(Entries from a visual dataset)

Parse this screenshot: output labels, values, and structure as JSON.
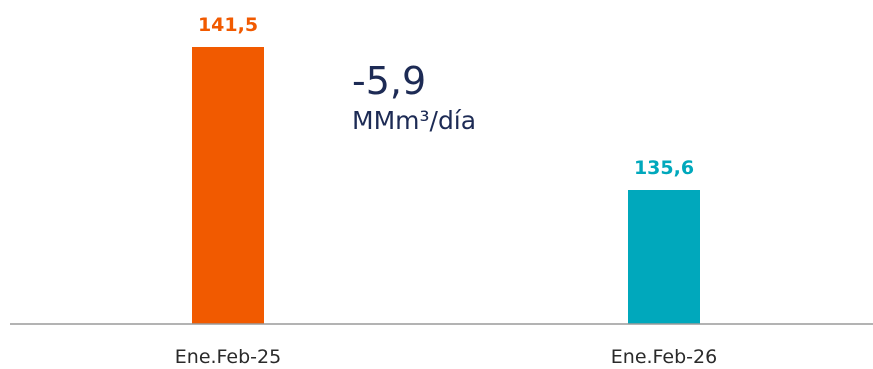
{
  "chart_data": {
    "type": "bar",
    "categories": [
      "Ene.Feb-25",
      "Ene.Feb-26"
    ],
    "values": [
      141.5,
      135.6
    ],
    "value_labels": [
      "141,5",
      "135,6"
    ],
    "colors": [
      "#f15a00",
      "#00a8bc"
    ],
    "ylim": [
      0,
      160
    ],
    "grid": false,
    "annotation": {
      "value": "-5,9",
      "unit": "MMm³/día",
      "color": "#1d2b55"
    }
  }
}
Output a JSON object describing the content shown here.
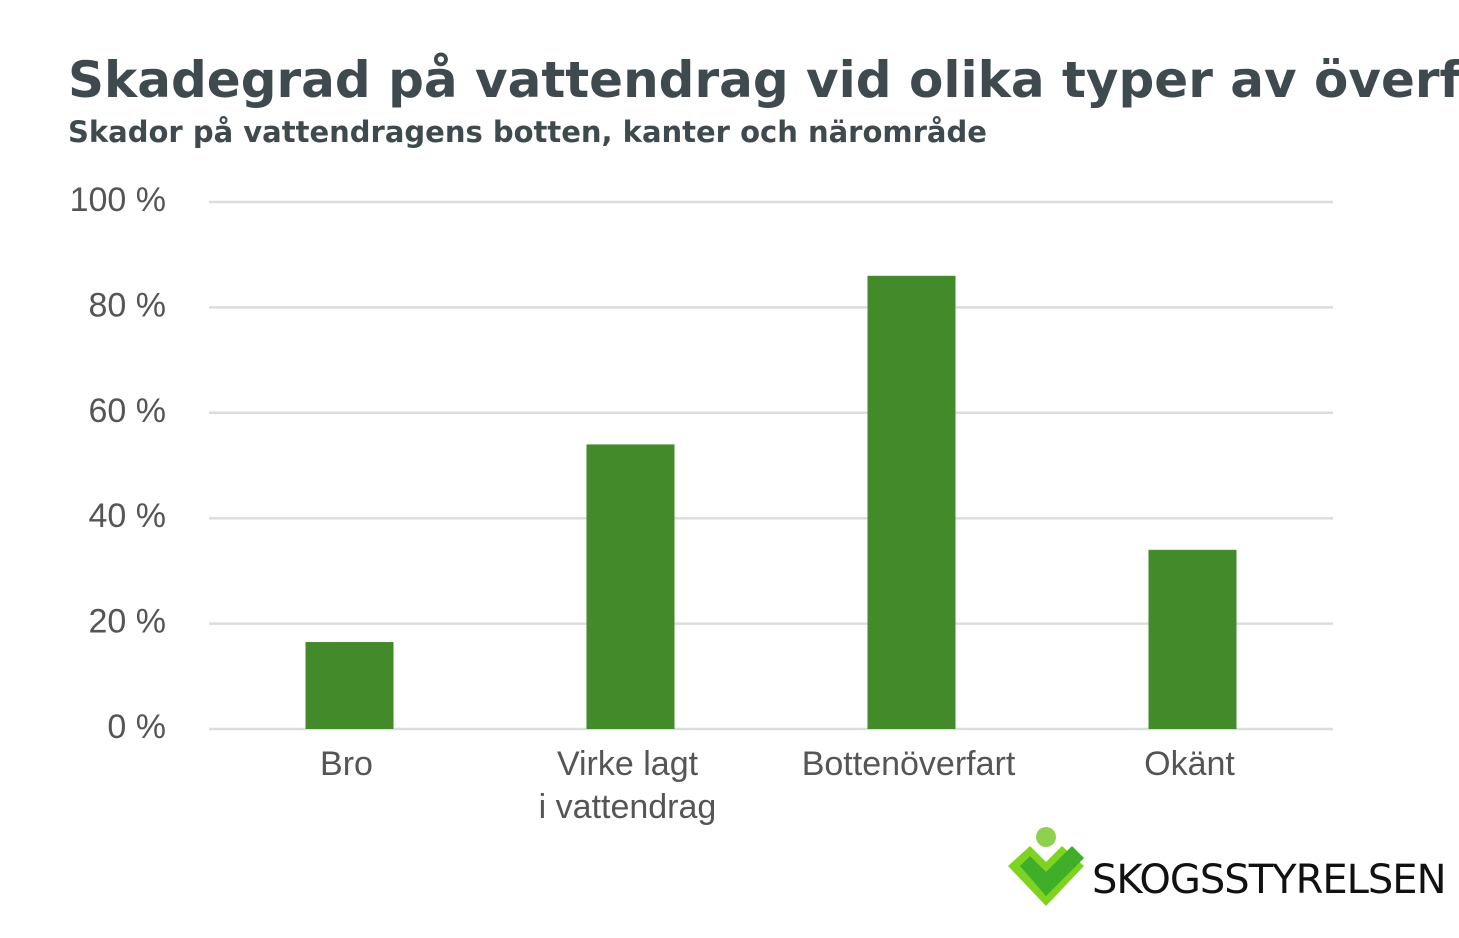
{
  "chart_data": {
    "type": "bar",
    "title": "Skadegrad på vattendrag vid olika typer av överfarter",
    "subtitle": "Skador på vattendragens botten, kanter och närområde",
    "categories": [
      "Bro",
      "Virke lagt\ni vattendrag",
      "Bottenöverfart",
      "Okänt"
    ],
    "values": [
      16.5,
      54,
      86,
      34
    ],
    "color": "#428a2a",
    "ylim": [
      0,
      100
    ],
    "yticks": [
      {
        "value": 0,
        "label": "0 %"
      },
      {
        "value": 20,
        "label": "20 %"
      },
      {
        "value": 40,
        "label": "40 %"
      },
      {
        "value": 60,
        "label": "60 %"
      },
      {
        "value": 80,
        "label": "80 %"
      },
      {
        "value": 100,
        "label": "100 %"
      }
    ],
    "grid": true
  },
  "logo": {
    "text": "SKOGSSTYRELSEN"
  }
}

What you will do
Restate the whole of the material word for word without the pictures.

Output below
Parse this screenshot: output labels, values, and structure as JSON.
{
  "chart_data": {
    "type": "bar",
    "categories": [
      "Ene.Feb-25",
      "Ene.Feb-26"
    ],
    "values": [
      141.5,
      135.6
    ],
    "value_labels": [
      "141,5",
      "135,6"
    ],
    "colors": [
      "#f15a00",
      "#00a8bc"
    ],
    "ylim": [
      0,
      160
    ],
    "grid": false,
    "annotation": {
      "value": "-5,9",
      "unit": "MMm³/día",
      "color": "#1d2b55"
    }
  }
}
Output a JSON object describing the content shown here.
{
  "chart_data": {
    "type": "bar",
    "title": "Skadegrad på vattendrag vid olika typer av överfarter",
    "subtitle": "Skador på vattendragens botten, kanter och närområde",
    "categories": [
      "Bro",
      "Virke lagt\ni vattendrag",
      "Bottenöverfart",
      "Okänt"
    ],
    "values": [
      16.5,
      54,
      86,
      34
    ],
    "color": "#428a2a",
    "ylim": [
      0,
      100
    ],
    "yticks": [
      {
        "value": 0,
        "label": "0 %"
      },
      {
        "value": 20,
        "label": "20 %"
      },
      {
        "value": 40,
        "label": "40 %"
      },
      {
        "value": 60,
        "label": "60 %"
      },
      {
        "value": 80,
        "label": "80 %"
      },
      {
        "value": 100,
        "label": "100 %"
      }
    ],
    "grid": true
  },
  "logo": {
    "text": "SKOGSSTYRELSEN"
  }
}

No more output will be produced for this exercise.